- DATA LISTING -

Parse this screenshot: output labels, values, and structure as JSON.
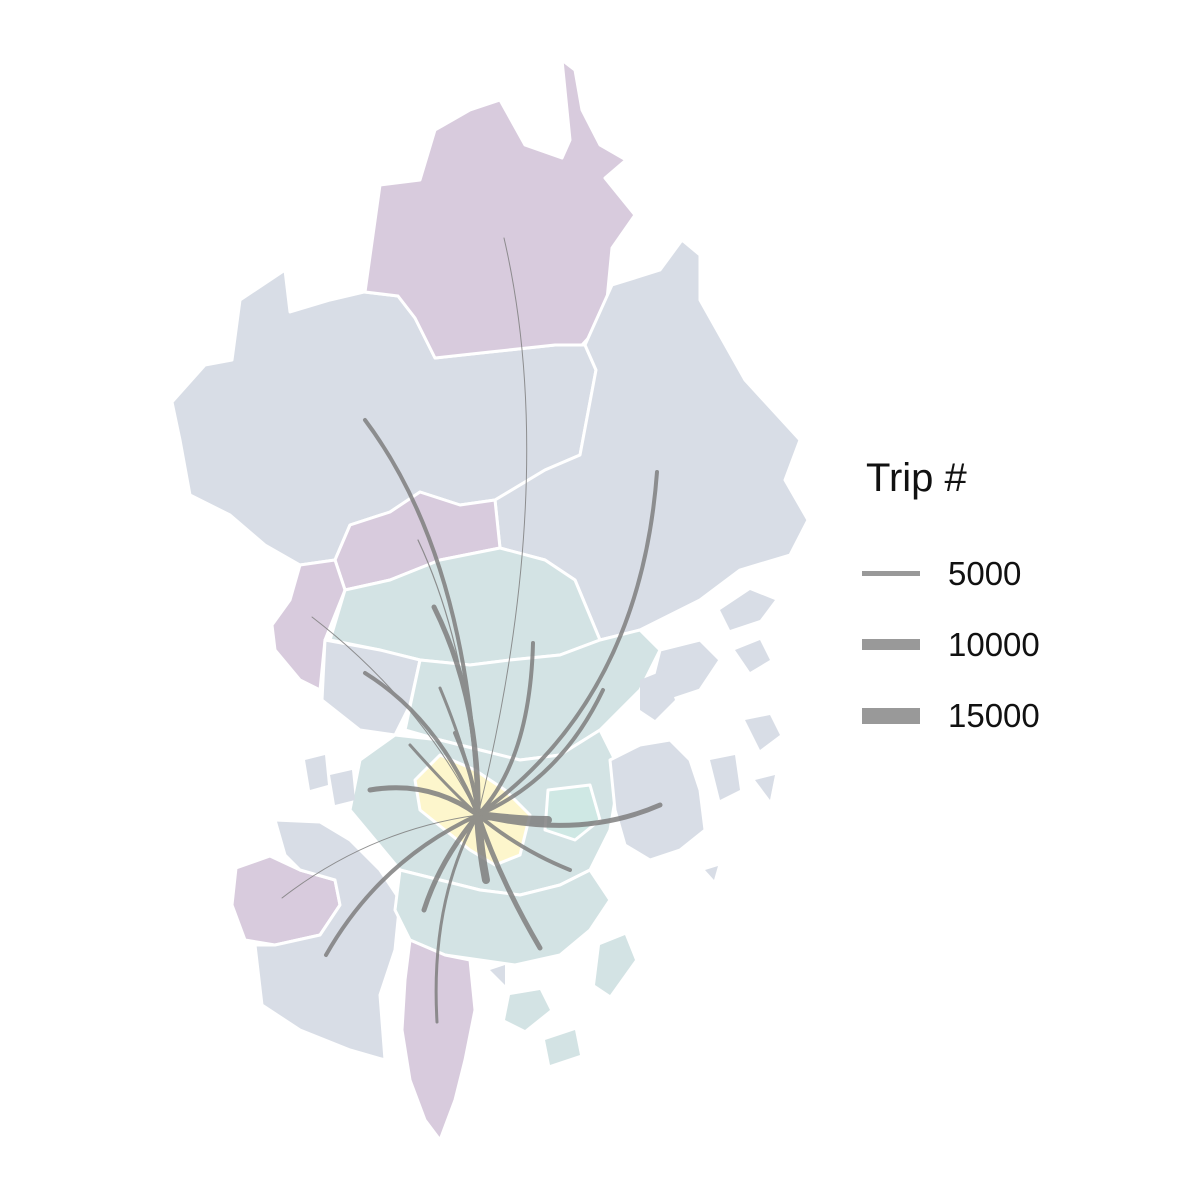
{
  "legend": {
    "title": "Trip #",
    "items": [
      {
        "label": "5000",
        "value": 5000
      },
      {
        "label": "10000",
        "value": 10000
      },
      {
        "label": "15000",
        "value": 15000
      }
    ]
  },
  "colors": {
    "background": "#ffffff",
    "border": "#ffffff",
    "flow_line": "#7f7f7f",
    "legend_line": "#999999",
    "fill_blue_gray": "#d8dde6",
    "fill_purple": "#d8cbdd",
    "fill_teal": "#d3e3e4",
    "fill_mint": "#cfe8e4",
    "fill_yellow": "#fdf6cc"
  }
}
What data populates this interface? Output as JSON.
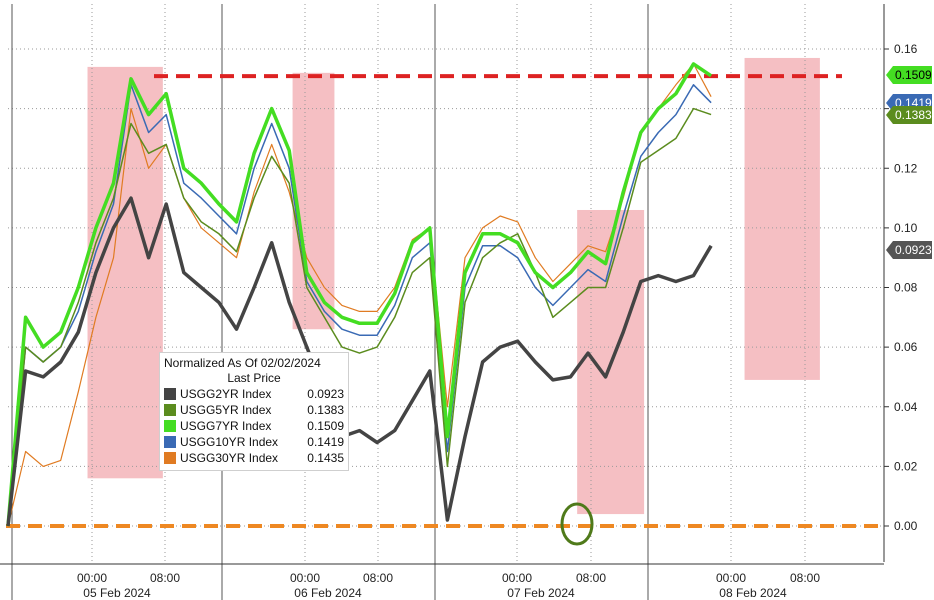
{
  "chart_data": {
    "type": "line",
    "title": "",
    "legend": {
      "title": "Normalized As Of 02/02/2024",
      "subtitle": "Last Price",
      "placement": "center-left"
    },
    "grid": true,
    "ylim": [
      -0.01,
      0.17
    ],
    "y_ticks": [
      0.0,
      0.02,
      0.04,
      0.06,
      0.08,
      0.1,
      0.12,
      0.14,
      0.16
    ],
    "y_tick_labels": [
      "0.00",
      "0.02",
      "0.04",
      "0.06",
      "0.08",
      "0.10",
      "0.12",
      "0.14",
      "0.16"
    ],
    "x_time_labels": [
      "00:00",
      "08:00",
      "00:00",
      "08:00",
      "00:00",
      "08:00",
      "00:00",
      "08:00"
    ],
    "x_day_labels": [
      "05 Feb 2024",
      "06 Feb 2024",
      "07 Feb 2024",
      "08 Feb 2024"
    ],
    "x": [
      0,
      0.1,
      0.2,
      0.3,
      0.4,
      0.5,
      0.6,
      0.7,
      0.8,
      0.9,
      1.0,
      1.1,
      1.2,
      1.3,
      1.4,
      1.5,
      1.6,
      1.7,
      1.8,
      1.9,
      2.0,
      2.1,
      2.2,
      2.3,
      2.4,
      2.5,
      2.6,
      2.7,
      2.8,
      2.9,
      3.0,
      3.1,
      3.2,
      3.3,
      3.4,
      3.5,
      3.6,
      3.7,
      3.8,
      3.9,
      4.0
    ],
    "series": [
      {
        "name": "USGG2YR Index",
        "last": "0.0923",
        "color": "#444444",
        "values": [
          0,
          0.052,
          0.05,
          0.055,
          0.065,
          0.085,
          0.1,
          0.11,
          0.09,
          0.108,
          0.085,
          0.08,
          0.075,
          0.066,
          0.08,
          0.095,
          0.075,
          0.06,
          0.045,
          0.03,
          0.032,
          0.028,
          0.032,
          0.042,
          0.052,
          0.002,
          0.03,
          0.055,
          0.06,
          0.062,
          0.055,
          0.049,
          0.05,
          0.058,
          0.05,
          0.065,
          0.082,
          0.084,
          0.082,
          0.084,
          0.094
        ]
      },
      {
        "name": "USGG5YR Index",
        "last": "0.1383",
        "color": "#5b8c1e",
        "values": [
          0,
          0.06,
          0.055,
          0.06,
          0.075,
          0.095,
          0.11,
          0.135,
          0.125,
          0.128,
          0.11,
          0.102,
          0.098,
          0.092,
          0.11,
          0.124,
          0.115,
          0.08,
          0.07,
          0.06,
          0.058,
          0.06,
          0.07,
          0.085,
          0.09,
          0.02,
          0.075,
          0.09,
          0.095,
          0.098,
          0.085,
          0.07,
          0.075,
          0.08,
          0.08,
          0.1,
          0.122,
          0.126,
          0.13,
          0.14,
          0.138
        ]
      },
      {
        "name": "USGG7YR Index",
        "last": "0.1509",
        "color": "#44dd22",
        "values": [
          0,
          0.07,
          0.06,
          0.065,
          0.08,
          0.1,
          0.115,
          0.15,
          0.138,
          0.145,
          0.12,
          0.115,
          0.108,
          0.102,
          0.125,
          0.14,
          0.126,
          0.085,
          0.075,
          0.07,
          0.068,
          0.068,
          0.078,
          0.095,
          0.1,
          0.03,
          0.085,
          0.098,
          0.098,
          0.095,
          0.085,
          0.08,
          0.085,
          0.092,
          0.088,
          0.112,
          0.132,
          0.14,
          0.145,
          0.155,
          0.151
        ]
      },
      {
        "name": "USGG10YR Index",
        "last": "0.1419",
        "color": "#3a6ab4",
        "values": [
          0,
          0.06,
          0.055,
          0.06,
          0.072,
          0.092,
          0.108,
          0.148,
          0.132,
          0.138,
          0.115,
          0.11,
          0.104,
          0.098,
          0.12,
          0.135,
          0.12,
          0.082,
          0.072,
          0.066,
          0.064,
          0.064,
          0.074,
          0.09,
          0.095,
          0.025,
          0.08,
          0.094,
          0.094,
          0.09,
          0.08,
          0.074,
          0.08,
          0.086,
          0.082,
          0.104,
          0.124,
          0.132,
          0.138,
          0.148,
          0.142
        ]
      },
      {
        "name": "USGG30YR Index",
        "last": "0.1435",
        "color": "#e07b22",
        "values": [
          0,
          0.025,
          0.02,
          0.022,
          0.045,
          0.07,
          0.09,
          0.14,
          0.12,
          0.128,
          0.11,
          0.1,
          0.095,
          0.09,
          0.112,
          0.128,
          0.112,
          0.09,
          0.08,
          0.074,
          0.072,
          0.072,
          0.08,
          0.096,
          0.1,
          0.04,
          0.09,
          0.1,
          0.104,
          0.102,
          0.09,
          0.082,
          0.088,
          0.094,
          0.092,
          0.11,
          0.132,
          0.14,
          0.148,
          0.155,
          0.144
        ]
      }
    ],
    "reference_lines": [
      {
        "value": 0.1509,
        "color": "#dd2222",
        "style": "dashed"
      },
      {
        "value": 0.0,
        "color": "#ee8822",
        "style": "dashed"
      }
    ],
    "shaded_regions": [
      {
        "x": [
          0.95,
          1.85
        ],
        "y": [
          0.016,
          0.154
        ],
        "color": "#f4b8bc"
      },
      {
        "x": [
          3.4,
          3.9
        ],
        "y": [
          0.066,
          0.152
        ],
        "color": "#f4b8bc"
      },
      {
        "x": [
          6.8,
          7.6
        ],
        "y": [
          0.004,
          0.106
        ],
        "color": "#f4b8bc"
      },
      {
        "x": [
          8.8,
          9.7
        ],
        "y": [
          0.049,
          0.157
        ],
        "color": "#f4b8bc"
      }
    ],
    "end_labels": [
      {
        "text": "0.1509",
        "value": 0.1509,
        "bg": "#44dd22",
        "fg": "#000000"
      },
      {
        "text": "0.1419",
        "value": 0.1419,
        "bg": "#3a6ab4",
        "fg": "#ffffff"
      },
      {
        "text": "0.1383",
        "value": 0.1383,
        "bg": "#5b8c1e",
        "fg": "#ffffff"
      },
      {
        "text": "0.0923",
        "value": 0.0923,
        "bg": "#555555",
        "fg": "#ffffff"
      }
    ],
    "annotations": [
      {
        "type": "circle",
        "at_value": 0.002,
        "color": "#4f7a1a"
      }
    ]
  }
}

- WRITTEN PROBLEM -
Each line of the data should be quoted exactly, with pictures left out.

- FULL RESPONSE -
Parse this screenshot: output labels, values, and structure as JSON.
{
  "legend": {
    "title": "Trip #",
    "items": [
      {
        "label": "5000",
        "value": 5000
      },
      {
        "label": "10000",
        "value": 10000
      },
      {
        "label": "15000",
        "value": 15000
      }
    ]
  },
  "colors": {
    "background": "#ffffff",
    "border": "#ffffff",
    "flow_line": "#7f7f7f",
    "legend_line": "#999999",
    "fill_blue_gray": "#d8dde6",
    "fill_purple": "#d8cbdd",
    "fill_teal": "#d3e3e4",
    "fill_mint": "#cfe8e4",
    "fill_yellow": "#fdf6cc"
  }
}
What data populates this interface? Output as JSON.
{
  "chart_data": {
    "type": "line",
    "title": "",
    "legend": {
      "title": "Normalized As Of 02/02/2024",
      "subtitle": "Last Price",
      "placement": "center-left"
    },
    "grid": true,
    "ylim": [
      -0.01,
      0.17
    ],
    "y_ticks": [
      0.0,
      0.02,
      0.04,
      0.06,
      0.08,
      0.1,
      0.12,
      0.14,
      0.16
    ],
    "y_tick_labels": [
      "0.00",
      "0.02",
      "0.04",
      "0.06",
      "0.08",
      "0.10",
      "0.12",
      "0.14",
      "0.16"
    ],
    "x_time_labels": [
      "00:00",
      "08:00",
      "00:00",
      "08:00",
      "00:00",
      "08:00",
      "00:00",
      "08:00"
    ],
    "x_day_labels": [
      "05 Feb 2024",
      "06 Feb 2024",
      "07 Feb 2024",
      "08 Feb 2024"
    ],
    "x": [
      0,
      0.1,
      0.2,
      0.3,
      0.4,
      0.5,
      0.6,
      0.7,
      0.8,
      0.9,
      1.0,
      1.1,
      1.2,
      1.3,
      1.4,
      1.5,
      1.6,
      1.7,
      1.8,
      1.9,
      2.0,
      2.1,
      2.2,
      2.3,
      2.4,
      2.5,
      2.6,
      2.7,
      2.8,
      2.9,
      3.0,
      3.1,
      3.2,
      3.3,
      3.4,
      3.5,
      3.6,
      3.7,
      3.8,
      3.9,
      4.0
    ],
    "series": [
      {
        "name": "USGG2YR Index",
        "last": "0.0923",
        "color": "#444444",
        "values": [
          0,
          0.052,
          0.05,
          0.055,
          0.065,
          0.085,
          0.1,
          0.11,
          0.09,
          0.108,
          0.085,
          0.08,
          0.075,
          0.066,
          0.08,
          0.095,
          0.075,
          0.06,
          0.045,
          0.03,
          0.032,
          0.028,
          0.032,
          0.042,
          0.052,
          0.002,
          0.03,
          0.055,
          0.06,
          0.062,
          0.055,
          0.049,
          0.05,
          0.058,
          0.05,
          0.065,
          0.082,
          0.084,
          0.082,
          0.084,
          0.094
        ]
      },
      {
        "name": "USGG5YR Index",
        "last": "0.1383",
        "color": "#5b8c1e",
        "values": [
          0,
          0.06,
          0.055,
          0.06,
          0.075,
          0.095,
          0.11,
          0.135,
          0.125,
          0.128,
          0.11,
          0.102,
          0.098,
          0.092,
          0.11,
          0.124,
          0.115,
          0.08,
          0.07,
          0.06,
          0.058,
          0.06,
          0.07,
          0.085,
          0.09,
          0.02,
          0.075,
          0.09,
          0.095,
          0.098,
          0.085,
          0.07,
          0.075,
          0.08,
          0.08,
          0.1,
          0.122,
          0.126,
          0.13,
          0.14,
          0.138
        ]
      },
      {
        "name": "USGG7YR Index",
        "last": "0.1509",
        "color": "#44dd22",
        "values": [
          0,
          0.07,
          0.06,
          0.065,
          0.08,
          0.1,
          0.115,
          0.15,
          0.138,
          0.145,
          0.12,
          0.115,
          0.108,
          0.102,
          0.125,
          0.14,
          0.126,
          0.085,
          0.075,
          0.07,
          0.068,
          0.068,
          0.078,
          0.095,
          0.1,
          0.03,
          0.085,
          0.098,
          0.098,
          0.095,
          0.085,
          0.08,
          0.085,
          0.092,
          0.088,
          0.112,
          0.132,
          0.14,
          0.145,
          0.155,
          0.151
        ]
      },
      {
        "name": "USGG10YR Index",
        "last": "0.1419",
        "color": "#3a6ab4",
        "values": [
          0,
          0.06,
          0.055,
          0.06,
          0.072,
          0.092,
          0.108,
          0.148,
          0.132,
          0.138,
          0.115,
          0.11,
          0.104,
          0.098,
          0.12,
          0.135,
          0.12,
          0.082,
          0.072,
          0.066,
          0.064,
          0.064,
          0.074,
          0.09,
          0.095,
          0.025,
          0.08,
          0.094,
          0.094,
          0.09,
          0.08,
          0.074,
          0.08,
          0.086,
          0.082,
          0.104,
          0.124,
          0.132,
          0.138,
          0.148,
          0.142
        ]
      },
      {
        "name": "USGG30YR Index",
        "last": "0.1435",
        "color": "#e07b22",
        "values": [
          0,
          0.025,
          0.02,
          0.022,
          0.045,
          0.07,
          0.09,
          0.14,
          0.12,
          0.128,
          0.11,
          0.1,
          0.095,
          0.09,
          0.112,
          0.128,
          0.112,
          0.09,
          0.08,
          0.074,
          0.072,
          0.072,
          0.08,
          0.096,
          0.1,
          0.04,
          0.09,
          0.1,
          0.104,
          0.102,
          0.09,
          0.082,
          0.088,
          0.094,
          0.092,
          0.11,
          0.132,
          0.14,
          0.148,
          0.155,
          0.144
        ]
      }
    ],
    "reference_lines": [
      {
        "value": 0.1509,
        "color": "#dd2222",
        "style": "dashed"
      },
      {
        "value": 0.0,
        "color": "#ee8822",
        "style": "dashed"
      }
    ],
    "shaded_regions": [
      {
        "x": [
          0.95,
          1.85
        ],
        "y": [
          0.016,
          0.154
        ],
        "color": "#f4b8bc"
      },
      {
        "x": [
          3.4,
          3.9
        ],
        "y": [
          0.066,
          0.152
        ],
        "color": "#f4b8bc"
      },
      {
        "x": [
          6.8,
          7.6
        ],
        "y": [
          0.004,
          0.106
        ],
        "color": "#f4b8bc"
      },
      {
        "x": [
          8.8,
          9.7
        ],
        "y": [
          0.049,
          0.157
        ],
        "color": "#f4b8bc"
      }
    ],
    "end_labels": [
      {
        "text": "0.1509",
        "value": 0.1509,
        "bg": "#44dd22",
        "fg": "#000000"
      },
      {
        "text": "0.1419",
        "value": 0.1419,
        "bg": "#3a6ab4",
        "fg": "#ffffff"
      },
      {
        "text": "0.1383",
        "value": 0.1383,
        "bg": "#5b8c1e",
        "fg": "#ffffff"
      },
      {
        "text": "0.0923",
        "value": 0.0923,
        "bg": "#555555",
        "fg": "#ffffff"
      }
    ],
    "annotations": [
      {
        "type": "circle",
        "at_value": 0.002,
        "color": "#4f7a1a"
      }
    ]
  }
}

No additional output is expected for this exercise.